Directions for this task: Convert the lines of the data between the line holding "plot-frame [129,23,736,507]" and the line holding "annotation-tj75-box [356,306,460,332]", inclusive, into a numbered list, leaving out any blank lines.

### The input ###

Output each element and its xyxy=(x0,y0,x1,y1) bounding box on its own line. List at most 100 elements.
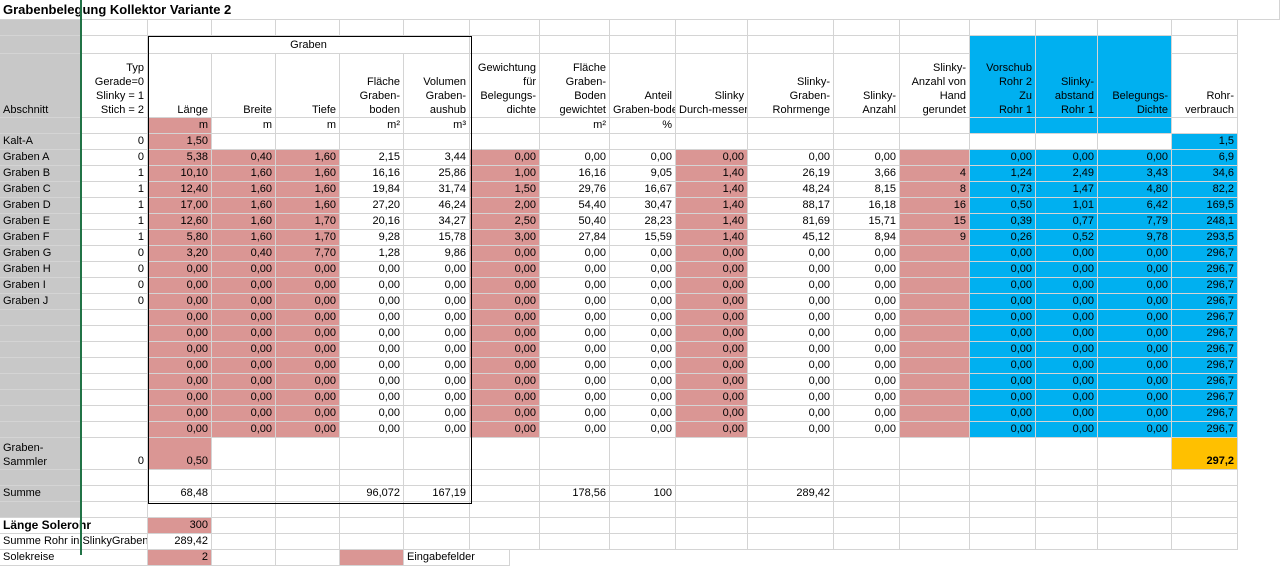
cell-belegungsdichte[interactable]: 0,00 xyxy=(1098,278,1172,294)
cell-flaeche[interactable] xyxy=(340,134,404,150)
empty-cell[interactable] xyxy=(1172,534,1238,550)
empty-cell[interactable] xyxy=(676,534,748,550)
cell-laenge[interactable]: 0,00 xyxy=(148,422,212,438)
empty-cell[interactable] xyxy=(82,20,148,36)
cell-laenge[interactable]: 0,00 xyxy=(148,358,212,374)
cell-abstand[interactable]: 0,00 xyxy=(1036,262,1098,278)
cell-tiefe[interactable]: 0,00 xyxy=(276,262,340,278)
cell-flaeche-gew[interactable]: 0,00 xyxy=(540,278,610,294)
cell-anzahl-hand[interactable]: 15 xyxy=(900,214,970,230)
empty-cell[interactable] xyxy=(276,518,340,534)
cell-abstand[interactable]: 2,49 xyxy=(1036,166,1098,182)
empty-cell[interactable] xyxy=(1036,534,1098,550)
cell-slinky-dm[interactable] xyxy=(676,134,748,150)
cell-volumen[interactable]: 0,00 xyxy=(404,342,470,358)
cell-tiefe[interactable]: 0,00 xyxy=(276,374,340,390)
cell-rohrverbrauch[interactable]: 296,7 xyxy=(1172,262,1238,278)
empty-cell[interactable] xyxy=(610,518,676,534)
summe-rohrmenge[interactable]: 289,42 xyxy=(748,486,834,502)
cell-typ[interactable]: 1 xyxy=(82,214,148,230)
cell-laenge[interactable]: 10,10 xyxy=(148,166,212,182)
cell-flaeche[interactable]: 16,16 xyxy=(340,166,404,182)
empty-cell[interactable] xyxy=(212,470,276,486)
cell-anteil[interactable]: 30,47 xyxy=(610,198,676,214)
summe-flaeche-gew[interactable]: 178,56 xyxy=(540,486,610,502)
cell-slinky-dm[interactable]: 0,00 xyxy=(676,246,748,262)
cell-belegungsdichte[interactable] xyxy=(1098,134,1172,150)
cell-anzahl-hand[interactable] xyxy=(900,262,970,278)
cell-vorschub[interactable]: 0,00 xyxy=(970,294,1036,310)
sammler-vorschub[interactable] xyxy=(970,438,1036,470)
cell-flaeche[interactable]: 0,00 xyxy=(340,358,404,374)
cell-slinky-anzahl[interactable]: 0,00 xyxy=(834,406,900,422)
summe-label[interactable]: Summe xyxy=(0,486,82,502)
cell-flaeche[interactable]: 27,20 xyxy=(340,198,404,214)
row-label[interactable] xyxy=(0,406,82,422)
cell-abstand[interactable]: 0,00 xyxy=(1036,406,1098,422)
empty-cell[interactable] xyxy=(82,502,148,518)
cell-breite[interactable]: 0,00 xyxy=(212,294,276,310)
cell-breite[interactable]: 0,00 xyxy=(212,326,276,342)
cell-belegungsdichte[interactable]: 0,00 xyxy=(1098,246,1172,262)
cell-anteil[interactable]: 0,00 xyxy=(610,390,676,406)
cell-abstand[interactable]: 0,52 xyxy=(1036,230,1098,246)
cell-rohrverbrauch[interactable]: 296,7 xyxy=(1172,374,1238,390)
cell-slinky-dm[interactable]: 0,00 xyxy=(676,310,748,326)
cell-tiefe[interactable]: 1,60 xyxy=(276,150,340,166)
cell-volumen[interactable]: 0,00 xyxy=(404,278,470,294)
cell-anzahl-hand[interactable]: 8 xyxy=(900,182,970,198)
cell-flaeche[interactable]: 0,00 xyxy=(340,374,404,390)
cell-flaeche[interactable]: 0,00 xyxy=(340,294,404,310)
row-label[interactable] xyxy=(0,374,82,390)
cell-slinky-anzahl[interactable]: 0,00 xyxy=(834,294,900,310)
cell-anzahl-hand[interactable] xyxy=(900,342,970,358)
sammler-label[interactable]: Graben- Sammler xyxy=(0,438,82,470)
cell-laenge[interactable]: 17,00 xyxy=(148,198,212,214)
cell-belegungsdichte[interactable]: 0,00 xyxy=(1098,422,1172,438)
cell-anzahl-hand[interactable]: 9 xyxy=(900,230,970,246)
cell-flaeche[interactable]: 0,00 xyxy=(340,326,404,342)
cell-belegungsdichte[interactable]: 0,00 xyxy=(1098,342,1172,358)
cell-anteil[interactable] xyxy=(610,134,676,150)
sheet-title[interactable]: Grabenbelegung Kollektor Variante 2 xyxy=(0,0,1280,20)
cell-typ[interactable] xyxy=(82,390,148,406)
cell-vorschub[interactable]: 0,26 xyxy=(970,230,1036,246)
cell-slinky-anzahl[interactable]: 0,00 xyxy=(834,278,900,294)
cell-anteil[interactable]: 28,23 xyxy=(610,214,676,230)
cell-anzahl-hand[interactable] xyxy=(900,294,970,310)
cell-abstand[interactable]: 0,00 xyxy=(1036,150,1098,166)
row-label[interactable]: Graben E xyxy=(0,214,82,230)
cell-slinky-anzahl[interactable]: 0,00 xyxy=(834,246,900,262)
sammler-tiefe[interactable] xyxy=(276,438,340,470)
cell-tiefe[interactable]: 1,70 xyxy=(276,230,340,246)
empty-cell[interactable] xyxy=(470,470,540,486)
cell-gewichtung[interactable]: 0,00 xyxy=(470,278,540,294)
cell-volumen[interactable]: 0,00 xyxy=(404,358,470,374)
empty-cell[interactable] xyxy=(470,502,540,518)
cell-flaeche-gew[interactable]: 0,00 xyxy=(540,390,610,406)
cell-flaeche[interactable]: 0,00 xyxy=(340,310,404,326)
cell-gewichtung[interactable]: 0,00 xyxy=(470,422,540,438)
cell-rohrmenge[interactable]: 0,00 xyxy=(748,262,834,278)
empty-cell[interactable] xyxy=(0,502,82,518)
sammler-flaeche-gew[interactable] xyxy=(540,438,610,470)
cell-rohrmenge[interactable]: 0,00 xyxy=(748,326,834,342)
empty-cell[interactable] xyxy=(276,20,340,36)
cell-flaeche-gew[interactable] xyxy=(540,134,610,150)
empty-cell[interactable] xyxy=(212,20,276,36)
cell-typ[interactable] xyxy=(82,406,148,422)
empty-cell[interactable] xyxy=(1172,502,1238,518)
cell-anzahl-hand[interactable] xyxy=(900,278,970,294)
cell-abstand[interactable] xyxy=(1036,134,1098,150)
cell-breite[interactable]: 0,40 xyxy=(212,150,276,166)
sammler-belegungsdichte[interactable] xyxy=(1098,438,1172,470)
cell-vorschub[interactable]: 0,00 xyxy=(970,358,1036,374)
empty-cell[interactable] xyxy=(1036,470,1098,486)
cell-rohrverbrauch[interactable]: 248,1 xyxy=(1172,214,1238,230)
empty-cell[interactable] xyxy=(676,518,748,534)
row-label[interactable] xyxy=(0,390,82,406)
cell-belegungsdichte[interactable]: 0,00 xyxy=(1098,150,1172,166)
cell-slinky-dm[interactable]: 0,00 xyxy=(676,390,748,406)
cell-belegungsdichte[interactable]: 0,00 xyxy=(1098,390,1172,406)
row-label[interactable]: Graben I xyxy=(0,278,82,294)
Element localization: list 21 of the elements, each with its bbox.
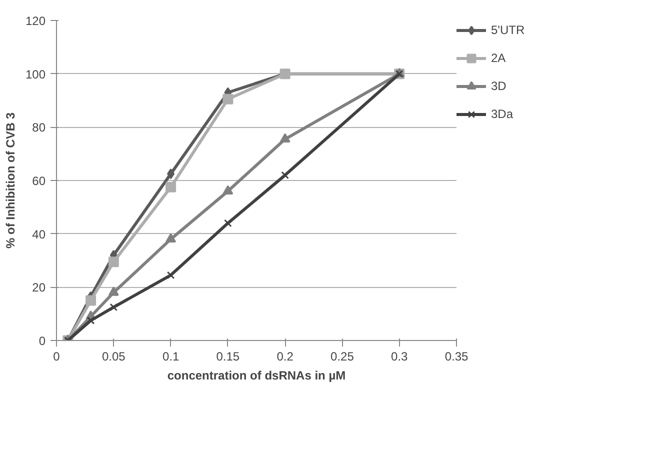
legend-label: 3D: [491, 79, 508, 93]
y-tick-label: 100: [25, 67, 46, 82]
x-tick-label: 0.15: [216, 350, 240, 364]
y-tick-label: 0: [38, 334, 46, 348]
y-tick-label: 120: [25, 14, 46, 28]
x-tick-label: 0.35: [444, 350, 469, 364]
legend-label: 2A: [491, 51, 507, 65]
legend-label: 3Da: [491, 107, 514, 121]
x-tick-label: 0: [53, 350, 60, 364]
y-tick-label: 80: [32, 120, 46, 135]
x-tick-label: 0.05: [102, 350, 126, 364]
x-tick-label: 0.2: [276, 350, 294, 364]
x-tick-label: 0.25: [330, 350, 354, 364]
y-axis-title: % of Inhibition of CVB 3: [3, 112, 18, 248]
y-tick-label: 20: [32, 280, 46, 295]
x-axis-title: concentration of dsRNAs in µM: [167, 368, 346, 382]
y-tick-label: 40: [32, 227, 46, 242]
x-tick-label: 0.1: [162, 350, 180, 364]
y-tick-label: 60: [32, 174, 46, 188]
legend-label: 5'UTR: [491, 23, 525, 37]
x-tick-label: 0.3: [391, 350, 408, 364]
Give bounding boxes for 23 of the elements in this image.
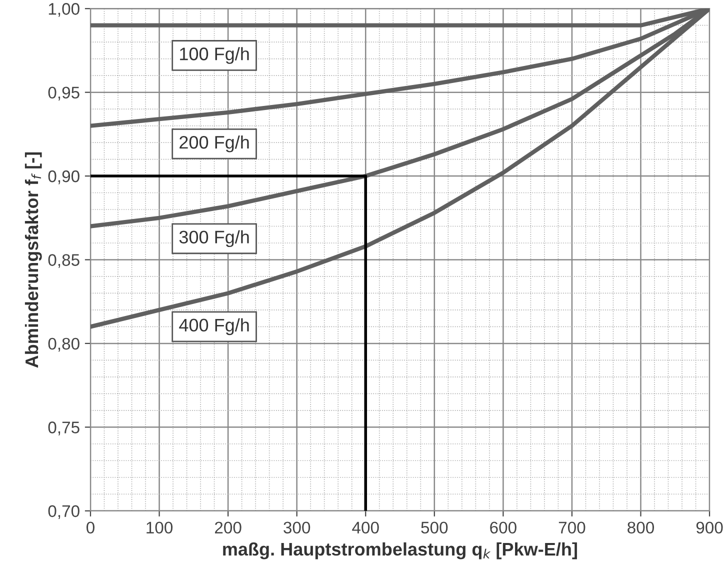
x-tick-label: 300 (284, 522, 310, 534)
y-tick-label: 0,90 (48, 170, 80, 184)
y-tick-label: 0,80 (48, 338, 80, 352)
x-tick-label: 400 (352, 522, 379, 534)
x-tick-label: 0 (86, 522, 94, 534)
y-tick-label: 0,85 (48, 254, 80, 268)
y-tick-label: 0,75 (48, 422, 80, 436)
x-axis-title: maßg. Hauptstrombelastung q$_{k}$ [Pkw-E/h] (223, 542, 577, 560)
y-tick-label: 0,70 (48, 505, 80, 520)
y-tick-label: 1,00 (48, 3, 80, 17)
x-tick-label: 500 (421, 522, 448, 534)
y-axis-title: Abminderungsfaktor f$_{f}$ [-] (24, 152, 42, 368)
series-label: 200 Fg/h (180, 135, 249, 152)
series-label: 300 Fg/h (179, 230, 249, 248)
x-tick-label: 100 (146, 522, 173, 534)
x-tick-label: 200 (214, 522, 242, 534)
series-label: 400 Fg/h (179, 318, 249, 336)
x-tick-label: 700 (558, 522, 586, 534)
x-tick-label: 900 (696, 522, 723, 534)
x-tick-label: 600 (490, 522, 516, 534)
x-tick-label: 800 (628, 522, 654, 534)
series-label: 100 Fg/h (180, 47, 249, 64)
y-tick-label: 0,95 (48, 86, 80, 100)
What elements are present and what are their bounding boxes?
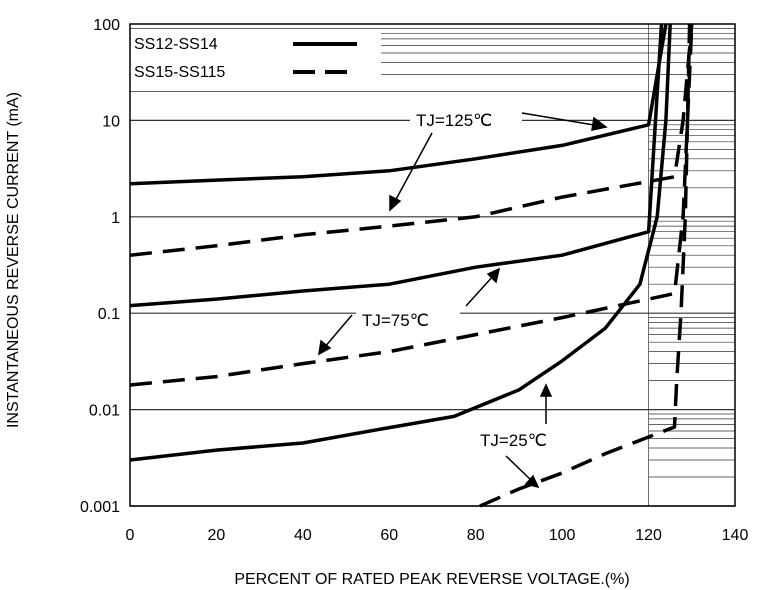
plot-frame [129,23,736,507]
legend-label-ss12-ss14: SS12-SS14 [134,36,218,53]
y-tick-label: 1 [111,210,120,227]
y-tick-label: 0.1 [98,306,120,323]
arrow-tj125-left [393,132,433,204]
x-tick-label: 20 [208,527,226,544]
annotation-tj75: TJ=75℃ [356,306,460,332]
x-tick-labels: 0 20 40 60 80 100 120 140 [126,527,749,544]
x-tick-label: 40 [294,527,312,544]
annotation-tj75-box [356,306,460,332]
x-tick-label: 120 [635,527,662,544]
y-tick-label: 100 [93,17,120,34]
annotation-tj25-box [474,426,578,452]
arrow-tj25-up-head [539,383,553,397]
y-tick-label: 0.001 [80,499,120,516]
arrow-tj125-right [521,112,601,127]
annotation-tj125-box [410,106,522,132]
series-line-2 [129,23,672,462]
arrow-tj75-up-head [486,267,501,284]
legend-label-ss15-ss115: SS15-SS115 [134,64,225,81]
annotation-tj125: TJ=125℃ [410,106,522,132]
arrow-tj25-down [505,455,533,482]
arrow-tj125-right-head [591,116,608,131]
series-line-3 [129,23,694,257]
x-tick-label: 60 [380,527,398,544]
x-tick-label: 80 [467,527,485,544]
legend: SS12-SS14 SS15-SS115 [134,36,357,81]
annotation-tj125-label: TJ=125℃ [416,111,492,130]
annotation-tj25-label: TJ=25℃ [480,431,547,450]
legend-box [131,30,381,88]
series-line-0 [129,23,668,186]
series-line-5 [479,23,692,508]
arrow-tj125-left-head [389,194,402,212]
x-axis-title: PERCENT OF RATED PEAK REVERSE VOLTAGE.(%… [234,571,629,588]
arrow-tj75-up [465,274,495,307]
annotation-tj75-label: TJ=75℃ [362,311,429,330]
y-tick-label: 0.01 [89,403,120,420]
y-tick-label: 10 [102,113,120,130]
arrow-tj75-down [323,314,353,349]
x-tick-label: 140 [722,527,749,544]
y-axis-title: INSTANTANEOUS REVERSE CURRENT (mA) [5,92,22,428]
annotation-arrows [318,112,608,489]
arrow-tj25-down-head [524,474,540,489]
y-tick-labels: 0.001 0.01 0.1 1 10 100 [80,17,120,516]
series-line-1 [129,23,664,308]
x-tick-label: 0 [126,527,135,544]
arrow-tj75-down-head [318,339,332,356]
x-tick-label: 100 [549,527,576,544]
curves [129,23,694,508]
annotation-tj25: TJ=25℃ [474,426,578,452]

###

Solution for this problem:
1. plot-frame [129,23,736,507]
2. legend-label-ss12-ss14: SS12-SS14 [134,36,218,53]
3. y-tick-label: 1 [111,210,120,227]
4. y-tick-label: 0.1 [98,306,120,323]
5. arrow-tj125-left [393,132,433,204]
6. x-tick-label: 20 [208,527,226,544]
7. annotation-tj75: TJ=75℃ [356,306,460,332]
8. x-tick-labels: 0 20 40 60 80 100 120 140 [126,527,749,544]
9. x-tick-label: 40 [294,527,312,544]
10. annotation-tj75-box [356,306,460,332]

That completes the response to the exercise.